> [SOURCE PASSAGE]:
:::::
Product management truly is the job with the most cross-company influence but is least able to rely on rank and position to derive authority. It means it is one of the more difficult roles to start from scratch in, but has the most opportunity to build influence and authority through results.
The product itself: what should we build, why, and when? This involves working with sales (deal win/loss reasons), support (patterns in support requests), engineering (product development, testing and release) and operations (supporting the infrastructure behind the product).
The go-to-market approach: what should we do to raise awareness and generate new revenue? This involves working with sales (training on new releases, working on sales collateral, being on calls with prospects) and marketing (influencing product marketing campaigns, attending conferences, creating content).
There are nuances within these categories e.g. if the release is about improving a difficult area of the product interface, the go-to-market approach may involve only existing customers and churn reduction rather than new revenue. Or a release may focus on reducing specific alerts and incidents for the on-call team, rather than direct customer functionality. But much of the day-to-day of a product manager will revolve around these two aspects.
Amongst all the things that the product manager is responsible for coordinating it is important to note the key aspect they are not deciding: how.
Whether you agree or disagree that the product manager is like the CEO of the product, once you get past the early product prototypes and have the scope to hire dedicated product managers, their job does not involve deciding how things should be done.
At the point when your team is big enough to include product management, it will also include specialists in engineering, operations, sales and marketing. They will have taken over from the generalist founders and should be much better than the original team who hired them. That’s why you hired them in the first place!
The same applies to product managers. Their job is to get into the details of what should be done and when, coordinating all the resources and people to hit product goals (revenue, launch, NPS, churn, etc). Their job is to define the outcome everyone is aiming for, not to determine how it should be done.
Designers decide how to build the best user experience.
Engineering decides how to implement a feature.
Operations decides how code should be deployed.
Marketing decides how to spend their budget.
Sales decides how to engage potential customers.
Support decides how to deal with inbound customer requests.
The “how” of product is deciding how the product delivers on the business goals through the teams that the product manager then has to coordinate. This involves “what”, “why” and “when”. It includes providing ideas and input into helping the other teams figure out their “how”, but that decision rests with the team actually doing the work.
However, it’s just as important to consider how new employees are onboarded into the new role. The first few weeks and months are critical to set people up for success, and determining if you actually made the right choice in hiring. There’s a reason most employment contracts have a probation period – this is the time to discover if your hiring process worked.
What does success look like?
The biggest mistake I’ve seen is that the job specification only describes the characteristics of someone who you would like to do the job, but no criteria for checking if that person is succeeding or failing. It should include a detailed description of what you expect the person to be doing and how you measure that output.
Indeed, how do any of your team know they are achieving what is needed for the business? There may not be quite as direct a correlation as with sales quotas, but there should be some objective criteria for every role which determines whether that person is performing or not.
This is idea behind OKRs – having objective measures which are regularly reviewed. We didn’t actually manage to make them work at Server Density but we still had metrics that we reviewed on a weekly basis to ensure that we were tracking towards our overall objectives, which were then discussed at the monthly board meetings.
:::::
> [AIM OF THE TASK]: Please translate this sentence from the product management text into Spanish: "Sales decides how to engage potential customers." These records were drawn from a separate source.

> [Rows from a dataset]:
:::::
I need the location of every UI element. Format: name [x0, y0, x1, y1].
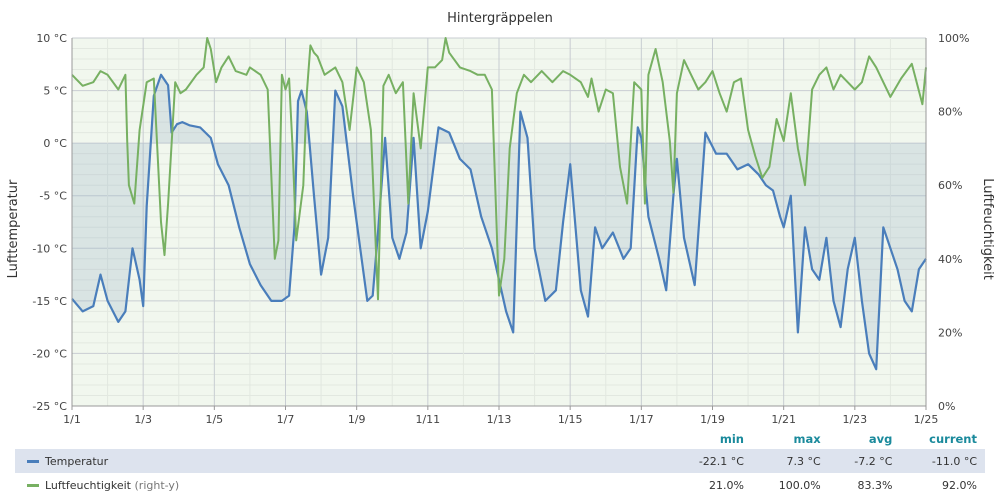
legend-swatch-temperatur — [27, 460, 39, 463]
y-left-tick-label: 0 °C — [43, 137, 67, 150]
chart-title: Hintergräppelen — [447, 11, 553, 26]
legend-header-min: min — [719, 432, 744, 446]
x-tick-label: 1/15 — [558, 413, 583, 426]
y-right-tick-label: 60% — [938, 179, 962, 192]
legend-swatch-luftfeuchtigkeit — [27, 484, 39, 487]
legend-header-avg: avg — [868, 432, 893, 446]
y-right-tick-label: 40% — [938, 253, 962, 266]
legend-avg-temperatur: -7.2 °C — [828, 449, 901, 473]
y-left-tick-label: -15 °C — [32, 295, 67, 308]
y-right-tick-label: 100% — [938, 32, 969, 45]
series-layer — [71, 37, 927, 371]
y-axis-left-label: Lufttemperatur — [6, 179, 21, 278]
legend-label-temperatur: Temperatur — [45, 454, 109, 468]
chart: Hintergräppelen 10 °C 5 °C 0 °C -5 °C -10 °C… — [6, 11, 995, 426]
legend-series-name: Luftfeuchtigkeit (right-y) — [15, 473, 671, 497]
legend-table: min max avg current Temperatur -22.1 °C … — [15, 430, 985, 497]
x-tick-label: 1/23 — [842, 413, 867, 426]
series-line-luftfeuchtigkeit — [71, 37, 927, 301]
legend-header-row: min max avg current — [15, 430, 985, 449]
y-right-tick-label: 0% — [938, 400, 955, 413]
temperature-area — [72, 74, 926, 370]
legend-row-temperatur[interactable]: Temperatur -22.1 °C 7.3 °C -7.2 °C -11.0… — [15, 449, 985, 473]
x-tick-label: 1/21 — [771, 413, 796, 426]
y-axis-right-label: Luftfeuchtigkeit — [980, 178, 995, 280]
y-left-tick-label: -5 °C — [39, 190, 67, 203]
x-tick-label: 1/11 — [415, 413, 440, 426]
legend-min-temperatur: -22.1 °C — [671, 449, 752, 473]
y-left-tick-label: -10 °C — [32, 242, 67, 255]
legend-current-luftfeuchtigkeit: 92.0% — [942, 478, 977, 492]
legend-row-luftfeuchtigkeit[interactable]: Luftfeuchtigkeit (right-y) 21.0% 100.0% … — [15, 473, 985, 497]
legend-label-luftfeuchtigkeit: Luftfeuchtigkeit — [45, 478, 131, 492]
legend-series-name: Temperatur — [15, 449, 671, 473]
x-tick-label: 1/1 — [63, 413, 81, 426]
legend-max-luftfeuchtigkeit: 100.0% — [778, 478, 821, 492]
x-tick-label: 1/3 — [134, 413, 152, 426]
x-tick-label: 1/19 — [700, 413, 725, 426]
x-tick-label: 1/17 — [629, 413, 654, 426]
y-left-tick-label: -25 °C — [32, 400, 67, 413]
gridlines — [71, 37, 927, 407]
y-left-tick-label: 10 °C — [36, 32, 67, 45]
y-right-tick-label: 20% — [938, 326, 962, 339]
legend-suffix-right-y: (right-y) — [134, 478, 180, 492]
x-tick-label: 1/9 — [348, 413, 366, 426]
x-tick-label: 1/7 — [277, 413, 295, 426]
legend-avg-luftfeuchtigkeit: 83.3% — [857, 478, 893, 492]
y-left-tick-label: -20 °C — [32, 347, 67, 360]
x-tick-label: 1/13 — [487, 413, 512, 426]
y-left-tick-label: 5 °C — [43, 85, 67, 98]
y-right-tick-label: 80% — [938, 106, 962, 119]
legend-current-temperatur: -11.0 °C — [900, 449, 985, 473]
axes: 10 °C 5 °C 0 °C -5 °C -10 °C -15 °C -20 °C -25 … — [32, 32, 969, 426]
x-tick-label: 1/25 — [914, 413, 939, 426]
legend-min-luftfeuchtigkeit: 21.0% — [709, 478, 744, 492]
legend-header-max: max — [793, 432, 821, 446]
legend-header-current: current — [929, 432, 977, 446]
legend-series-header — [15, 430, 671, 449]
x-tick-label: 1/5 — [205, 413, 223, 426]
legend-max-temperatur: 7.3 °C — [751, 449, 829, 473]
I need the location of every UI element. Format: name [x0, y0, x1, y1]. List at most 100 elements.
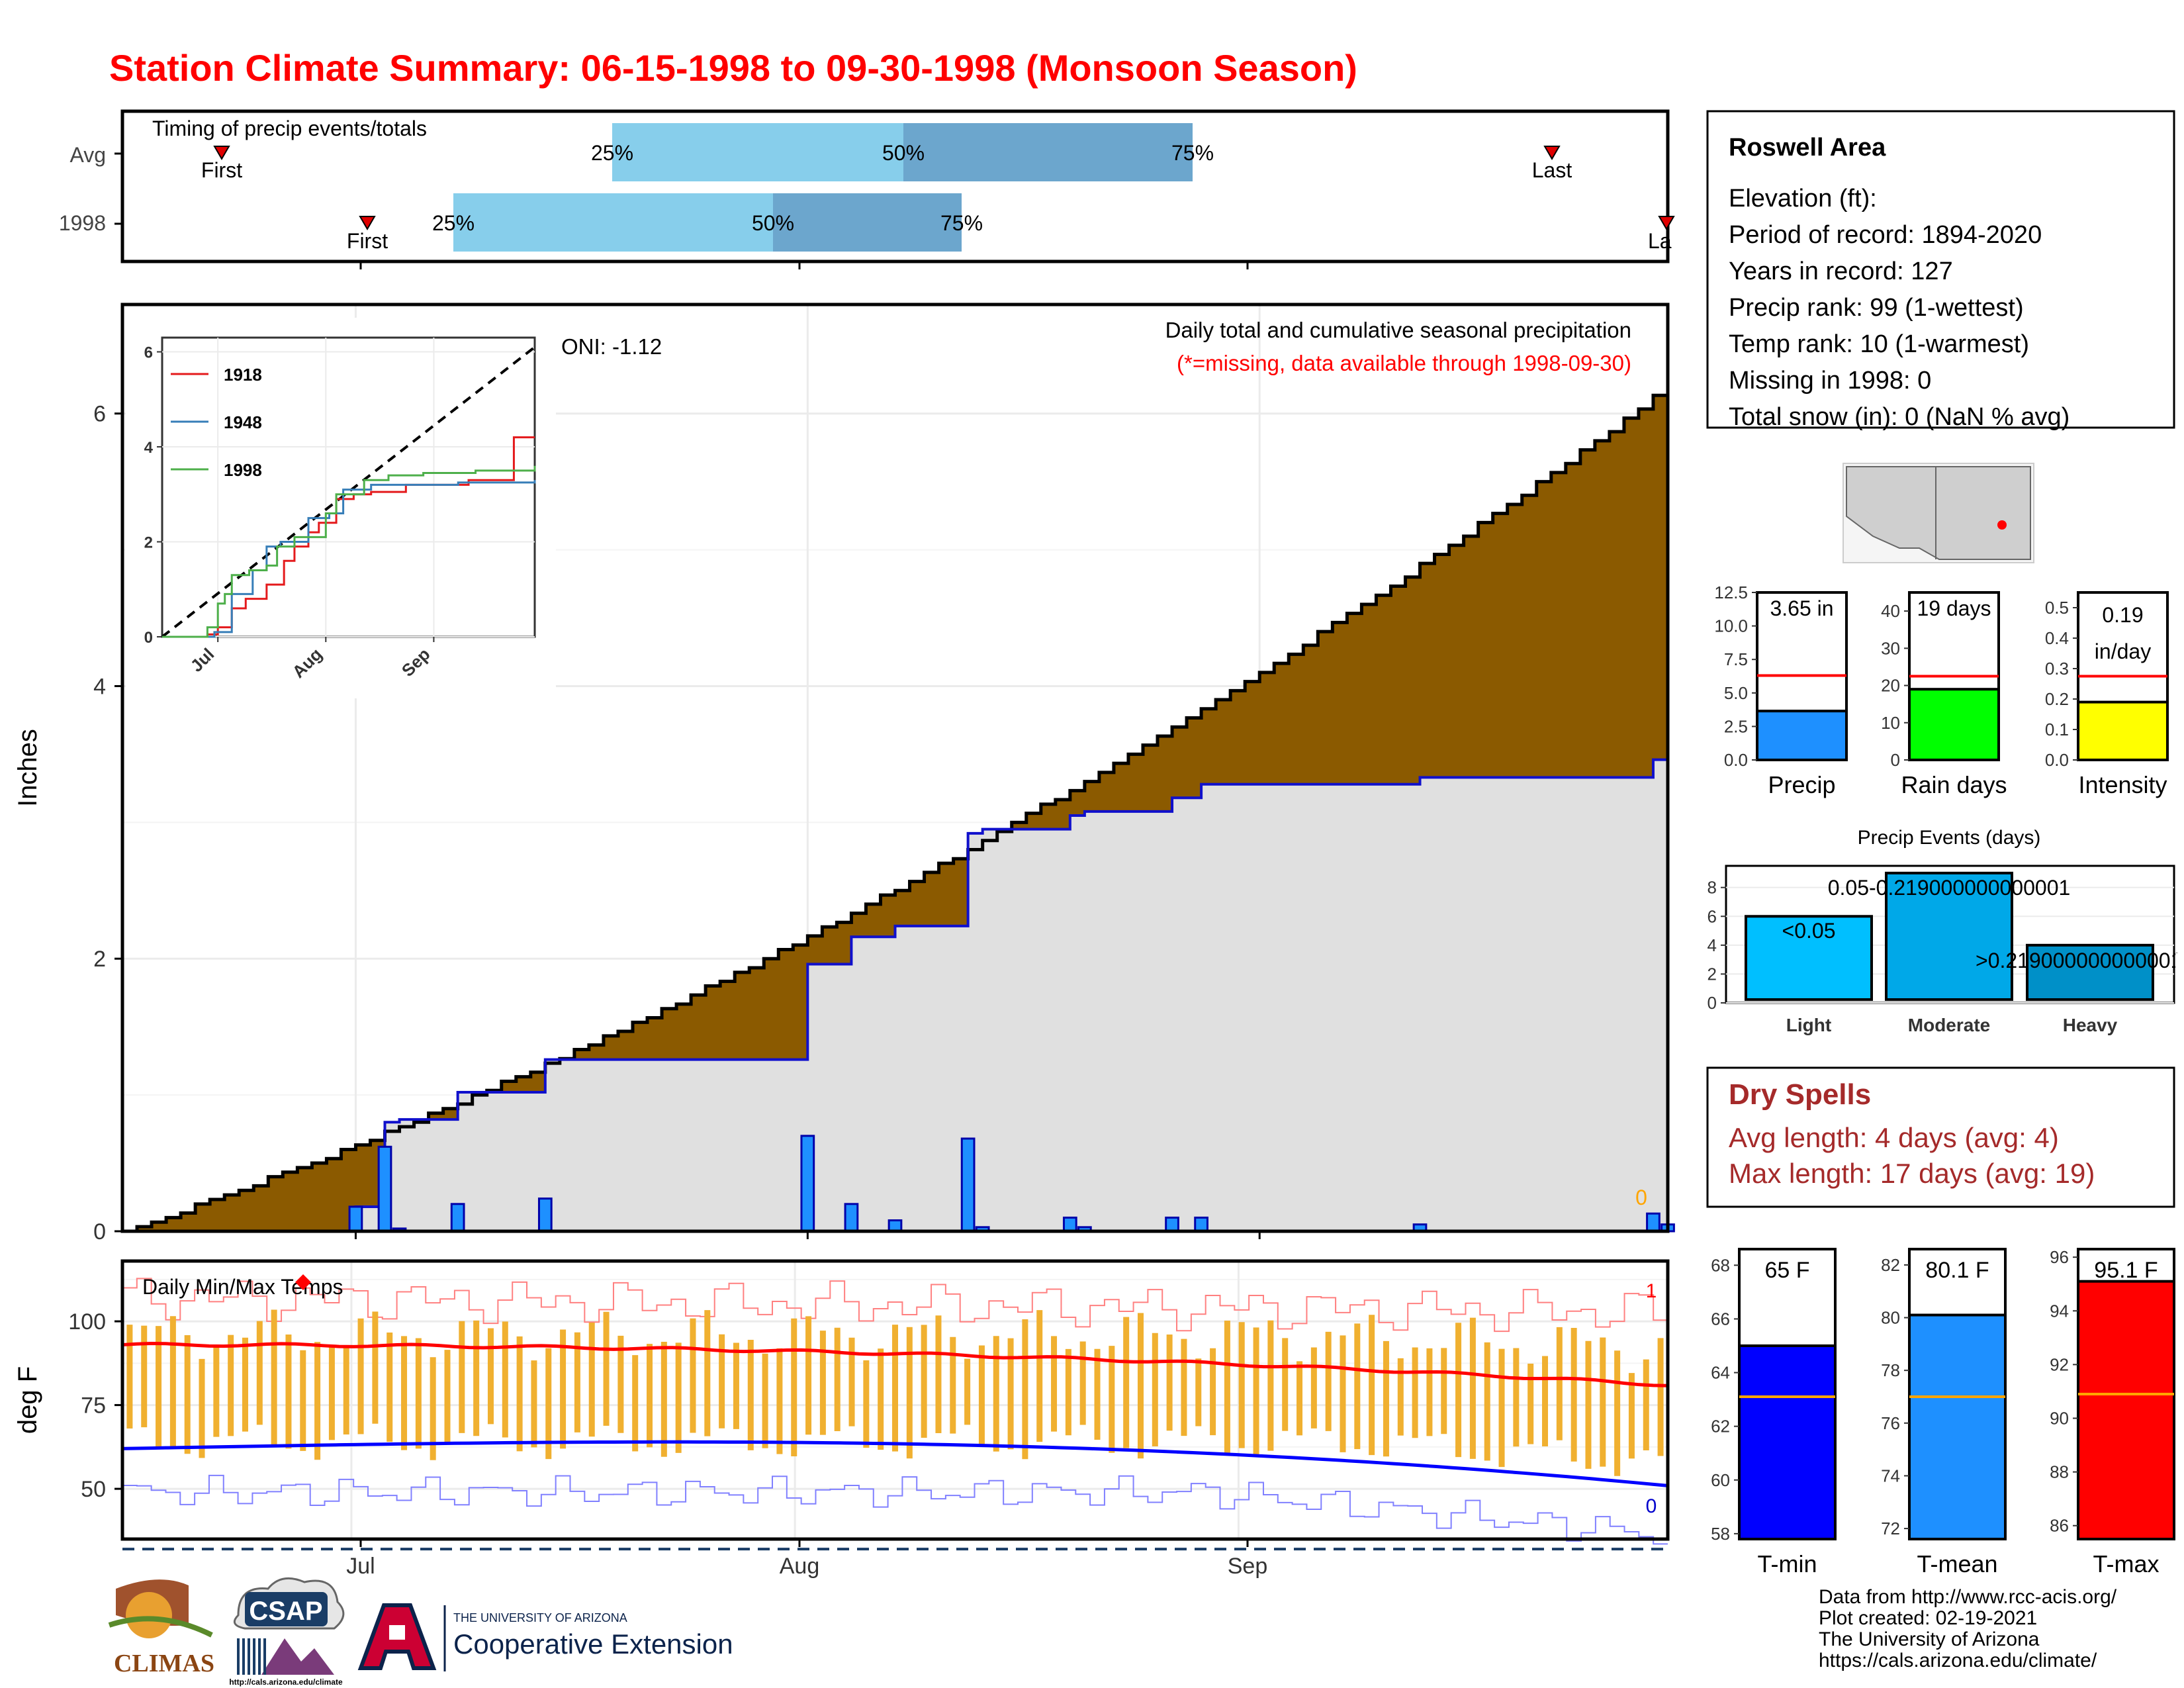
:::::
> [SOLUTION]: Ventas decide cómo relacionarse con los clientes potenciales.